Goal of the exercise » Give the number of lines in this listing that contain "胆大妄为", with no other words.

Exercise material »
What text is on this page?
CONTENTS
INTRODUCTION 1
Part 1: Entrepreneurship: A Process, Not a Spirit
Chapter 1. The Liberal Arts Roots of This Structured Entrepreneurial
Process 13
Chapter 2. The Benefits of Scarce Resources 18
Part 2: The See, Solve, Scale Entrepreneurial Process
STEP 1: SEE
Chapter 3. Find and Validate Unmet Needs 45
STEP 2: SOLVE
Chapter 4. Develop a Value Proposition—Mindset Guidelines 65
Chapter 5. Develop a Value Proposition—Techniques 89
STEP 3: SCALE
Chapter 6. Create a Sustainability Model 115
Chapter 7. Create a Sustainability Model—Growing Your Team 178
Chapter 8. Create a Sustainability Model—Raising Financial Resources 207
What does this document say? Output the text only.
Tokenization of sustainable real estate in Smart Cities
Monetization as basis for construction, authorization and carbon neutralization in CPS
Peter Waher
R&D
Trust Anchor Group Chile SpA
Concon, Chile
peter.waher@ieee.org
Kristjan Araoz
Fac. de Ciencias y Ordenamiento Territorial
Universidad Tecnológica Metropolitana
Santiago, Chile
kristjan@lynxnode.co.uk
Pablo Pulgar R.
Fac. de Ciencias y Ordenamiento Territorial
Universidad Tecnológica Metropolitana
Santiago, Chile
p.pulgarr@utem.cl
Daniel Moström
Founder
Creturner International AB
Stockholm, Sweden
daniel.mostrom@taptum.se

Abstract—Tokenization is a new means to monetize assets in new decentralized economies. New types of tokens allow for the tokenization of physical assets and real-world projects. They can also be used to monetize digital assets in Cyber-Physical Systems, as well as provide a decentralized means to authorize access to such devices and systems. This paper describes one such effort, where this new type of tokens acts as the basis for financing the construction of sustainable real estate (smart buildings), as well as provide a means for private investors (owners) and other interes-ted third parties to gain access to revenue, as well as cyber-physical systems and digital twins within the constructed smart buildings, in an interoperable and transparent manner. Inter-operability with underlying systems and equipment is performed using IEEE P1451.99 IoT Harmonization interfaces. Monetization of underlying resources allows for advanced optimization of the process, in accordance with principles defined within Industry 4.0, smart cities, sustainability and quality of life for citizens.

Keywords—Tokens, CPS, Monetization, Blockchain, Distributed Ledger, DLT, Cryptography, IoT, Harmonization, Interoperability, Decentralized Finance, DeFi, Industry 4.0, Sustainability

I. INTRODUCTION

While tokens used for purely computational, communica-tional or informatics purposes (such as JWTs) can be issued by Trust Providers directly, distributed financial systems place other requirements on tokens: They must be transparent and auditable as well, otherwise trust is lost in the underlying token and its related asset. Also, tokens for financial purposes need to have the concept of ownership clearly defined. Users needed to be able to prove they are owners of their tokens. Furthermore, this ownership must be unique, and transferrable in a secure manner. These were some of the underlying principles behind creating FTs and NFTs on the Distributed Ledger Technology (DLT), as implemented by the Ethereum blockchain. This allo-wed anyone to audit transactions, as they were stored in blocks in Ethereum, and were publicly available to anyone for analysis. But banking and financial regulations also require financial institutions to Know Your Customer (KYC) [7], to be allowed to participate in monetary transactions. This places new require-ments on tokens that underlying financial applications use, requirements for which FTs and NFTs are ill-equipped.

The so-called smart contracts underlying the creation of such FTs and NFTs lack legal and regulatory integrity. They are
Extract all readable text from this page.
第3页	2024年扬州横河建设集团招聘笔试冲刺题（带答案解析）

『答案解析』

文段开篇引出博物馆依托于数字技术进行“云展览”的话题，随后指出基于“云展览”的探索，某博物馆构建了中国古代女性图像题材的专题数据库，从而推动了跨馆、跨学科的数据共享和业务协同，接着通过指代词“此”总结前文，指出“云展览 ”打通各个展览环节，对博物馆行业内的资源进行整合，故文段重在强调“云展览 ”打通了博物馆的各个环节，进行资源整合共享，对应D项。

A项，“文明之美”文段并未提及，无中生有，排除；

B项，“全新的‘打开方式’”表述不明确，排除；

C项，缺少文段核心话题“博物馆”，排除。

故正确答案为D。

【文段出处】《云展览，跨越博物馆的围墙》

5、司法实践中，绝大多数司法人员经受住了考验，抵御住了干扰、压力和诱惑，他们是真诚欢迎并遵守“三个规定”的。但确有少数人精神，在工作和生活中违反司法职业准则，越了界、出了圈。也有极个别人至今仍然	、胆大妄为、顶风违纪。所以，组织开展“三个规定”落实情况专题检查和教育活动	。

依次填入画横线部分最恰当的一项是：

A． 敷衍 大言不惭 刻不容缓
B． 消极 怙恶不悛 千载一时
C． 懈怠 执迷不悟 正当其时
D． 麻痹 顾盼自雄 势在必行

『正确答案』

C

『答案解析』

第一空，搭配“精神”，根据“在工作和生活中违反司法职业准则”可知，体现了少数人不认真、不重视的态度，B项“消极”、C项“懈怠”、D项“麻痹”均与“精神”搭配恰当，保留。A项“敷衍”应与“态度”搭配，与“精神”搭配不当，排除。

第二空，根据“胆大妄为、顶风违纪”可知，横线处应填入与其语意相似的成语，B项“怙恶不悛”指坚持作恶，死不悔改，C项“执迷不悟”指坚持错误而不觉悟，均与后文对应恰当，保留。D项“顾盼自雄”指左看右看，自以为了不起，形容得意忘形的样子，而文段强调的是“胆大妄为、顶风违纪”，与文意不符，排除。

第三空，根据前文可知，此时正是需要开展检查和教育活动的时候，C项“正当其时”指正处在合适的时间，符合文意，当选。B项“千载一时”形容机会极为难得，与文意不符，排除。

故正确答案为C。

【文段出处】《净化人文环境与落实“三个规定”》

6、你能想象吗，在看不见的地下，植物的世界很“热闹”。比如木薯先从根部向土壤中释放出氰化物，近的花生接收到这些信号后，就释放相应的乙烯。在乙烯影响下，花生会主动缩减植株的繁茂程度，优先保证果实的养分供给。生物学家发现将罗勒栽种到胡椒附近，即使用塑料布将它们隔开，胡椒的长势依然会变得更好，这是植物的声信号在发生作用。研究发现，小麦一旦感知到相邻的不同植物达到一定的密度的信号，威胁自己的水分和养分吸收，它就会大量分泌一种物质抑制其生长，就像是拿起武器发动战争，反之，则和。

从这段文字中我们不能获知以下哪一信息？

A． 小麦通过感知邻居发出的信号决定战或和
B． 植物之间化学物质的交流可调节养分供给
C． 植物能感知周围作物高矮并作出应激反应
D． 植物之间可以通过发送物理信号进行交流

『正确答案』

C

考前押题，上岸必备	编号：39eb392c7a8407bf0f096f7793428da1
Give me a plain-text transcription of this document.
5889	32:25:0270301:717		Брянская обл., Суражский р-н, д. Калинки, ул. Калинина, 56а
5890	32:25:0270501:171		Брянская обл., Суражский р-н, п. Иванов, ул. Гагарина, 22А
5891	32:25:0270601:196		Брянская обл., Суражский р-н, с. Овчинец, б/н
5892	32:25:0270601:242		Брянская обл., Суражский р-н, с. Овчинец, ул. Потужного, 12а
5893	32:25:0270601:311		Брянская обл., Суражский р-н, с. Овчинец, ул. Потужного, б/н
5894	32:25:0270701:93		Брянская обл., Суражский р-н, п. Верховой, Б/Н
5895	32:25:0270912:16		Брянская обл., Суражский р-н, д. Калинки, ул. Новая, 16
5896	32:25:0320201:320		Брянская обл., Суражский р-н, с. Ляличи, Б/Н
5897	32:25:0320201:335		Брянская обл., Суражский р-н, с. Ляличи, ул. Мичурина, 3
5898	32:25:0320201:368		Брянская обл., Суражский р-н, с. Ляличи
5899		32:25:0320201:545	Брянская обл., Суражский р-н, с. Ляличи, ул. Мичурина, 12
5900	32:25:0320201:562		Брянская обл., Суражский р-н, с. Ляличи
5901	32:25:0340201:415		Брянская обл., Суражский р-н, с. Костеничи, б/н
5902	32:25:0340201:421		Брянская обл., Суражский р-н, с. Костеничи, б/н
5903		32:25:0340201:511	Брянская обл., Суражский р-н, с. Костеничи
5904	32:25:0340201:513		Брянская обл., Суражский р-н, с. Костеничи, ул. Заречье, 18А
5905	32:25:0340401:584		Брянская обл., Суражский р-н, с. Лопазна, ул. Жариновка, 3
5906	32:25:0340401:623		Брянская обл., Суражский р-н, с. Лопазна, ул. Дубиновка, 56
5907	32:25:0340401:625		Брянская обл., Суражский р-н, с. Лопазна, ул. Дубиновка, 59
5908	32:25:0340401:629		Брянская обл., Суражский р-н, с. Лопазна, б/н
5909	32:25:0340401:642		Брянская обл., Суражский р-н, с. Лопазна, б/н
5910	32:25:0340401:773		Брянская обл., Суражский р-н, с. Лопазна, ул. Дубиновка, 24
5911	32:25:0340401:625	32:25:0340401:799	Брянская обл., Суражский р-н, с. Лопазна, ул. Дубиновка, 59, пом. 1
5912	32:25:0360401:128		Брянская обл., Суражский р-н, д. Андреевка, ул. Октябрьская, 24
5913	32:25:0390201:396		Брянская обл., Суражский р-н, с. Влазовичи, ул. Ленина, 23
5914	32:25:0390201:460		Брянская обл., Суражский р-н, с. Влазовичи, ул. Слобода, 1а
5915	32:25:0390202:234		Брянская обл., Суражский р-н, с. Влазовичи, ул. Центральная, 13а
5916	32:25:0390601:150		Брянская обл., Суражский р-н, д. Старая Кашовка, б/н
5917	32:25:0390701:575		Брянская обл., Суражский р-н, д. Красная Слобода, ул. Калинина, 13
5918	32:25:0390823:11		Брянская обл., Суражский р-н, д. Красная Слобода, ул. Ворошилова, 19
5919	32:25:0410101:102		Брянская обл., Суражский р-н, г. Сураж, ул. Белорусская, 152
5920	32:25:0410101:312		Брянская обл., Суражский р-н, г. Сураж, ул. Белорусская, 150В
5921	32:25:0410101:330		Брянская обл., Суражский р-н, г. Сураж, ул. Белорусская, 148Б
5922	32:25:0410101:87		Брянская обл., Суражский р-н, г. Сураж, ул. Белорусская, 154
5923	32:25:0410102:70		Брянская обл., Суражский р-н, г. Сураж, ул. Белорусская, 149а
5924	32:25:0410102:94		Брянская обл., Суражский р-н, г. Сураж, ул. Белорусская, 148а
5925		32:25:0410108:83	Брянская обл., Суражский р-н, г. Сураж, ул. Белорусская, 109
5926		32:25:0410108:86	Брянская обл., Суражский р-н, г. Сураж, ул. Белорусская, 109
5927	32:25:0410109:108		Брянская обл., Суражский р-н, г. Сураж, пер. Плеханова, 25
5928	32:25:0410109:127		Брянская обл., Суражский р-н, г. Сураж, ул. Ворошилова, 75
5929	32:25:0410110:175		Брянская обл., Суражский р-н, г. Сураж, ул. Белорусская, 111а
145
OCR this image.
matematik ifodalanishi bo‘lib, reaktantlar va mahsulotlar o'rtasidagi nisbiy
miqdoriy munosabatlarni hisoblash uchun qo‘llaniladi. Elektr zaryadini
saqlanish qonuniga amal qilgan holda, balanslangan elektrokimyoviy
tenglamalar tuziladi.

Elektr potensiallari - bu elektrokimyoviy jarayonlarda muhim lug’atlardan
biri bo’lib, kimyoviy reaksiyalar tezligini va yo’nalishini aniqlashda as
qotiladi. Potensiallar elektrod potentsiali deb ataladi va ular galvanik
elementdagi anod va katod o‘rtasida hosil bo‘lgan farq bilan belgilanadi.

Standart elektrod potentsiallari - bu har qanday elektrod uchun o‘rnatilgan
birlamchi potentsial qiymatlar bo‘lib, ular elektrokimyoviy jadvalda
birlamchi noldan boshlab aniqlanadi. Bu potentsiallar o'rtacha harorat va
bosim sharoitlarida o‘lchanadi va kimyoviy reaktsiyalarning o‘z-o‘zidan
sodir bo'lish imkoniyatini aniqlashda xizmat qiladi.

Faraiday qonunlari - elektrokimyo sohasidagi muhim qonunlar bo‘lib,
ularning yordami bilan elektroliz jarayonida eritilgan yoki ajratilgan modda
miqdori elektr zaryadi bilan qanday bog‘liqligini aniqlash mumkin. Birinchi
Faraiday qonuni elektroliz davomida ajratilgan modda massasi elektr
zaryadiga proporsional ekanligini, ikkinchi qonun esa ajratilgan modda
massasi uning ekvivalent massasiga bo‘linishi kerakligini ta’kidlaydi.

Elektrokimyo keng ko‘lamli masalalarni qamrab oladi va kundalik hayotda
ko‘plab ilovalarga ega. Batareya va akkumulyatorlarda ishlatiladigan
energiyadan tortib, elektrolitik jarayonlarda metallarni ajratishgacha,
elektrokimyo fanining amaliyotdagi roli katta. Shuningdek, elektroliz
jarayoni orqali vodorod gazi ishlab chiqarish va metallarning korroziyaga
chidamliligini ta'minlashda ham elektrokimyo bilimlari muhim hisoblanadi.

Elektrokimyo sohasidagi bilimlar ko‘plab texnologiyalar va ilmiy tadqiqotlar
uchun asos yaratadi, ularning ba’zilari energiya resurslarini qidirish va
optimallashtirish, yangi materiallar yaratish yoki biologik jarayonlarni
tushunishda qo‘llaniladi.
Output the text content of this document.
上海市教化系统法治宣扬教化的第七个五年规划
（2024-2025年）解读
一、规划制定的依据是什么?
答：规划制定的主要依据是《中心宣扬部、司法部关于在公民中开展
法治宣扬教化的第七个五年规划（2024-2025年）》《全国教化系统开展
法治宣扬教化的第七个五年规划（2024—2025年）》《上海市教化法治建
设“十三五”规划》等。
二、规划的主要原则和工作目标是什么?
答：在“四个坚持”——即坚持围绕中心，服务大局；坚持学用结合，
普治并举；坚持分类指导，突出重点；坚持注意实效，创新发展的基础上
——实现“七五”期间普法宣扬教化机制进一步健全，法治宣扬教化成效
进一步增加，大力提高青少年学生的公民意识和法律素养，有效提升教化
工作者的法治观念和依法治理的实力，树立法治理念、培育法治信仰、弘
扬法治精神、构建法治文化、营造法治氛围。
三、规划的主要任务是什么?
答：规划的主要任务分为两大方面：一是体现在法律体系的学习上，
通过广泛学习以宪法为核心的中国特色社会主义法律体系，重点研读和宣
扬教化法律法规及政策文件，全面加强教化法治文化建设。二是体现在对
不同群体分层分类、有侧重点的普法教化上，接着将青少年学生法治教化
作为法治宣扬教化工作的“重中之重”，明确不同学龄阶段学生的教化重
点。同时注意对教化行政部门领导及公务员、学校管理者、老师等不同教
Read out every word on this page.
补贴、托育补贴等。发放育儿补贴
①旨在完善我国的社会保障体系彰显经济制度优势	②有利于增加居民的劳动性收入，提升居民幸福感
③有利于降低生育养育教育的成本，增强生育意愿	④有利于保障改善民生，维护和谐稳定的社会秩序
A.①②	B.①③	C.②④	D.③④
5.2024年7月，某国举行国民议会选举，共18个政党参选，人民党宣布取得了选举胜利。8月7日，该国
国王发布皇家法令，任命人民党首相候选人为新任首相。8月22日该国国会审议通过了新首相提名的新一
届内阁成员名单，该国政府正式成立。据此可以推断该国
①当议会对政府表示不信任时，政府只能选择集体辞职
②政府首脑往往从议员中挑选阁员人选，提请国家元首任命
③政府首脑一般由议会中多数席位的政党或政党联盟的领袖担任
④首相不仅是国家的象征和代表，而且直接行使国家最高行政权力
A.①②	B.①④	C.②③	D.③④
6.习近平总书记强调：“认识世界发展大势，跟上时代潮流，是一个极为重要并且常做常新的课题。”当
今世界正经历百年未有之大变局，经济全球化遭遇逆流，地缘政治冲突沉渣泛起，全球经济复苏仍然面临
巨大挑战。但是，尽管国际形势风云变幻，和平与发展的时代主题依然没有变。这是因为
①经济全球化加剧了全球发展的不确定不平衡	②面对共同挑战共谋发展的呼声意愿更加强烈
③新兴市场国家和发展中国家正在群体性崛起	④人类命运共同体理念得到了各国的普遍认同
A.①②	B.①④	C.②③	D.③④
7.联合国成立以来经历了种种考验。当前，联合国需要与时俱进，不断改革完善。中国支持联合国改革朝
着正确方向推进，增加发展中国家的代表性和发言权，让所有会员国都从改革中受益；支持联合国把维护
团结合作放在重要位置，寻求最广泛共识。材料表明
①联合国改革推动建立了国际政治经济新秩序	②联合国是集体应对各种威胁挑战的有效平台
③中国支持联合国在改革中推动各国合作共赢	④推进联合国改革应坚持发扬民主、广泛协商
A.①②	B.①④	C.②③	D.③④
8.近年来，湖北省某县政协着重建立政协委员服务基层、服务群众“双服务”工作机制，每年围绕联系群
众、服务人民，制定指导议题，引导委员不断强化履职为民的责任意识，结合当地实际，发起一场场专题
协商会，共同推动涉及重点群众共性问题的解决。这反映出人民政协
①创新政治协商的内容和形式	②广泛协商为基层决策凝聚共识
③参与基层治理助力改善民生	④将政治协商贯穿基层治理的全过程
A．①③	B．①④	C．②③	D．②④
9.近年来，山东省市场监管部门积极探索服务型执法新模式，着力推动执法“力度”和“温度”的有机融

Solution for this task » 2